#### Short task:
Set down all of the entries word for word, omitting the images they contain.

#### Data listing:
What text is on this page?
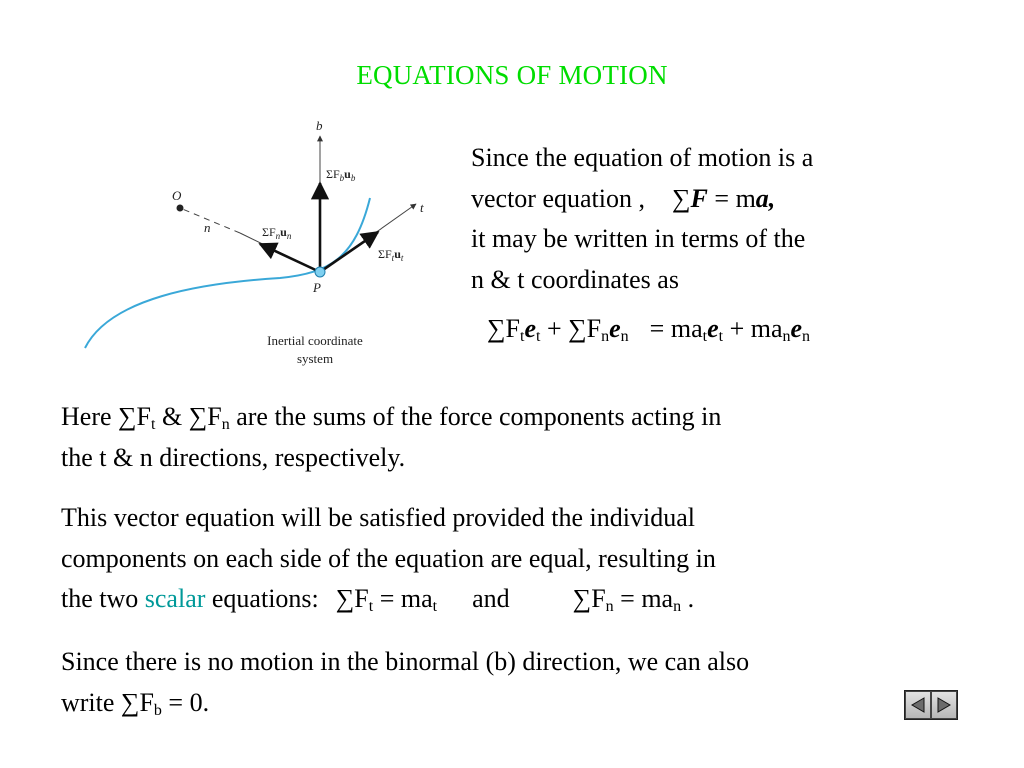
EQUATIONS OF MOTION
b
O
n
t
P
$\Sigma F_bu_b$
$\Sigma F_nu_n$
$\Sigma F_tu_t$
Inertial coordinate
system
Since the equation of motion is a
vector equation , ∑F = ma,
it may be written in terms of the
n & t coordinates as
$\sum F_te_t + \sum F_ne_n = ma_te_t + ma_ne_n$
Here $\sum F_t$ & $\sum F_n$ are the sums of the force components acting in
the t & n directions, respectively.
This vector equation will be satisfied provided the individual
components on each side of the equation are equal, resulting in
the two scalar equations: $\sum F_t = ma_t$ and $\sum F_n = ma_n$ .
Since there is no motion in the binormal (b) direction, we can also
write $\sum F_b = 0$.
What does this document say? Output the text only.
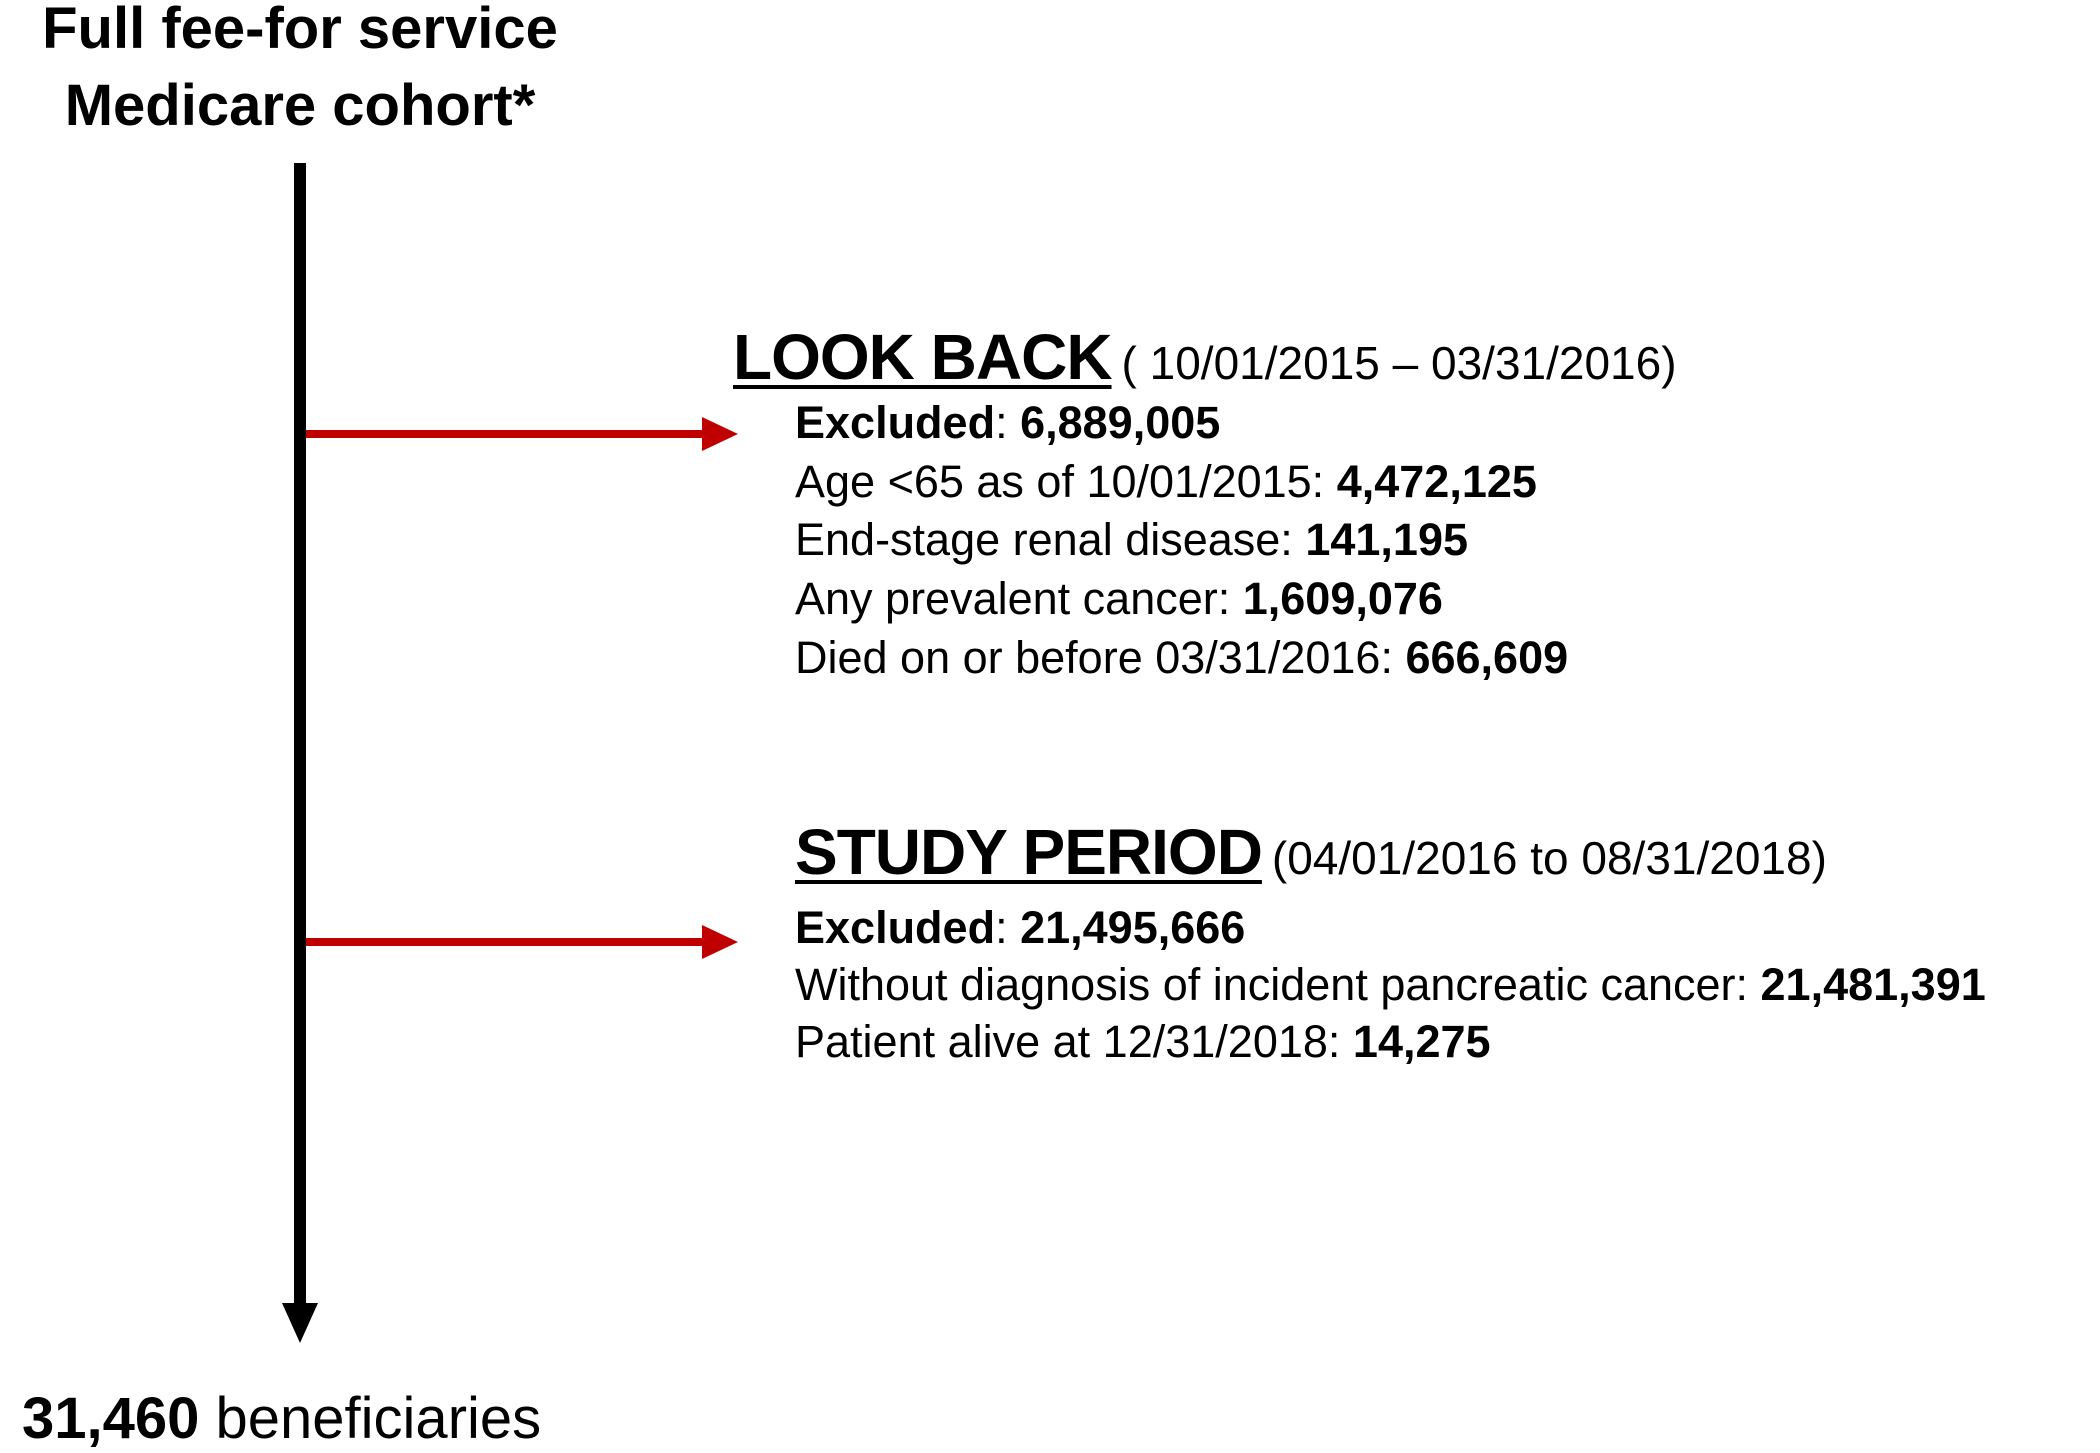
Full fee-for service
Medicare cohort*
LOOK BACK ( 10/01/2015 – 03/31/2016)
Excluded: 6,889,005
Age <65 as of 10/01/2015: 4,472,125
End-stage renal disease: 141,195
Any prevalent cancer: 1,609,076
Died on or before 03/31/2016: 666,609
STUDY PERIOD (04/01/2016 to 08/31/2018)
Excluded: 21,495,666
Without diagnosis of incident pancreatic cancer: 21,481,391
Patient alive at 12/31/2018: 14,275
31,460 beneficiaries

#### Response:
What text is on this page?
EQUATIONS OF MOTION
b
O
n
t
P
$\Sigma F_bu_b$
$\Sigma F_nu_n$
$\Sigma F_tu_t$
Inertial coordinate
system
Since the equation of motion is a
vector equation , ∑F = ma,
it may be written in terms of the
n & t coordinates as
$\sum F_te_t + \sum F_ne_n = ma_te_t + ma_ne_n$
Here $\sum F_t$ & $\sum F_n$ are the sums of the force components acting in
the t & n directions, respectively.
This vector equation will be satisfied provided the individual
components on each side of the equation are equal, resulting in
the two scalar equations: $\sum F_t = ma_t$ and $\sum F_n = ma_n$ .
Since there is no motion in the binormal (b) direction, we can also
write $\sum F_b = 0$.
What does this document say? Output the text only.
Full fee-for service
Medicare cohort*
LOOK BACK ( 10/01/2015 – 03/31/2016)
Excluded: 6,889,005
Age <65 as of 10/01/2015: 4,472,125
End-stage renal disease: 141,195
Any prevalent cancer: 1,609,076
Died on or before 03/31/2016: 666,609
STUDY PERIOD (04/01/2016 to 08/31/2018)
Excluded: 21,495,666
Without diagnosis of incident pancreatic cancer: 21,481,391
Patient alive at 12/31/2018: 14,275
31,460 beneficiaries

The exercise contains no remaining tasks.